>> Begin Available records

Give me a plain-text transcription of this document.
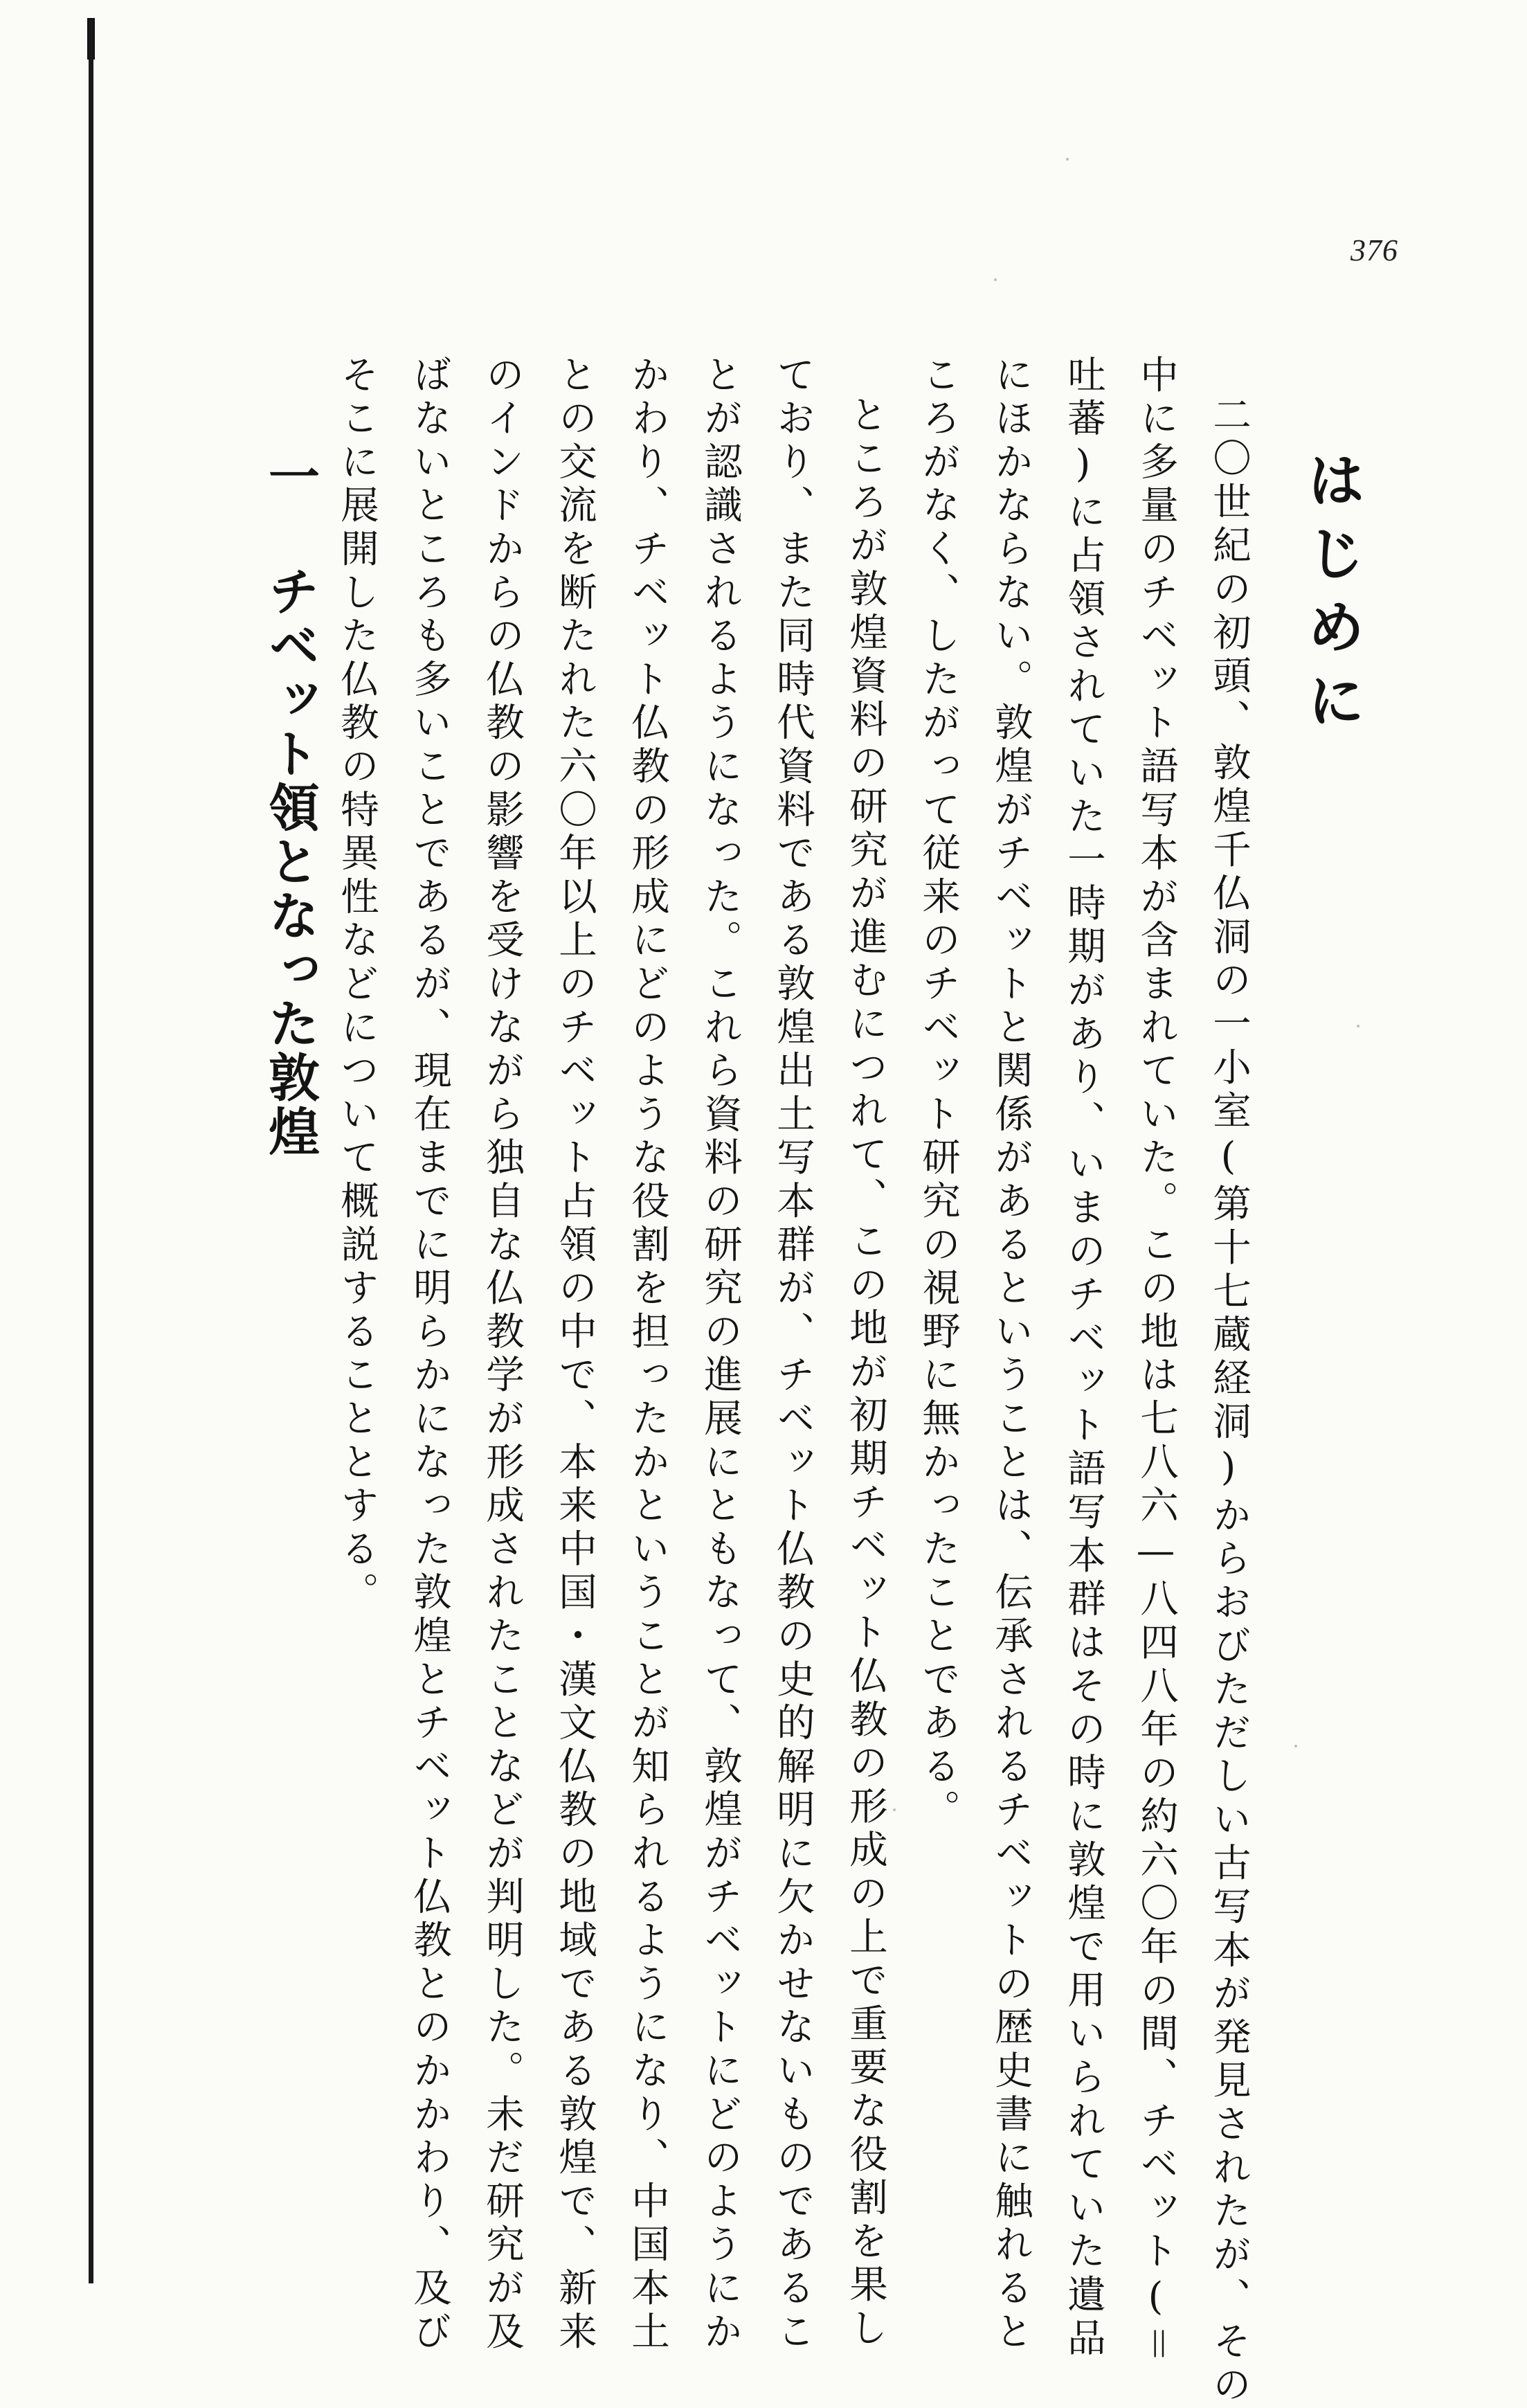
376
はじめに
二〇世紀の初頭、敦煌千仏洞の一小室(第十七蔵経洞)からおびただしい古写本が発見されたが、その
中に多量のチベット語写本が含まれていた。この地は七八六—八四八年の約六〇年の間、チベット(＝
吐蕃)に占領されていた一時期があり、いまのチベット語写本群はその時に敦煌で用いられていた遺品
にほかならない。敦煌がチベットと関係があるということは、伝承されるチベットの歴史書に触れると
ころがなく、したがって従来のチベット研究の視野に無かったことである。
ところが敦煌資料の研究が進むにつれて、この地が初期チベット仏教の形成の上で重要な役割を果し
ており、また同時代資料である敦煌出土写本群が、チベット仏教の史的解明に欠かせないものであるこ
とが認識されるようになった。これら資料の研究の進展にともなって、敦煌がチベットにどのようにか
かわり、チベット仏教の形成にどのような役割を担ったかということが知られるようになり、中国本土
との交流を断たれた六〇年以上のチベット占領の中で、本来中国・漢文仏教の地域である敦煌で、新来
のインドからの仏教の影響を受けながら独自な仏教学が形成されたことなどが判明した。未だ研究が及
ばないところも多いことであるが、現在までに明らかになった敦煌とチベット仏教とのかかわり、及び
そこに展開した仏教の特異性などについて概説することとする。
一チベット領となった敦煌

>> End Available records

§ **Problem statement**: Pictures in the records above should not be copied. Repeat everything else exactly.

§ **The output**:
Give me a plain-text transcription of this document.
376
はじめに
二〇世紀の初頭、敦煌千仏洞の一小室(第十七蔵経洞)からおびただしい古写本が発見されたが、その
中に多量のチベット語写本が含まれていた。この地は七八六—八四八年の約六〇年の間、チベット(＝
吐蕃)に占領されていた一時期があり、いまのチベット語写本群はその時に敦煌で用いられていた遺品
にほかならない。敦煌がチベットと関係があるということは、伝承されるチベットの歴史書に触れると
ころがなく、したがって従来のチベット研究の視野に無かったことである。
ところが敦煌資料の研究が進むにつれて、この地が初期チベット仏教の形成の上で重要な役割を果し
ており、また同時代資料である敦煌出土写本群が、チベット仏教の史的解明に欠かせないものであるこ
とが認識されるようになった。これら資料の研究の進展にともなって、敦煌がチベットにどのようにか
かわり、チベット仏教の形成にどのような役割を担ったかということが知られるようになり、中国本土
との交流を断たれた六〇年以上のチベット占領の中で、本来中国・漢文仏教の地域である敦煌で、新来
のインドからの仏教の影響を受けながら独自な仏教学が形成されたことなどが判明した。未だ研究が及
ばないところも多いことであるが、現在までに明らかになった敦煌とチベット仏教とのかかわり、及び
そこに展開した仏教の特異性などについて概説することとする。
一チベット領となった敦煌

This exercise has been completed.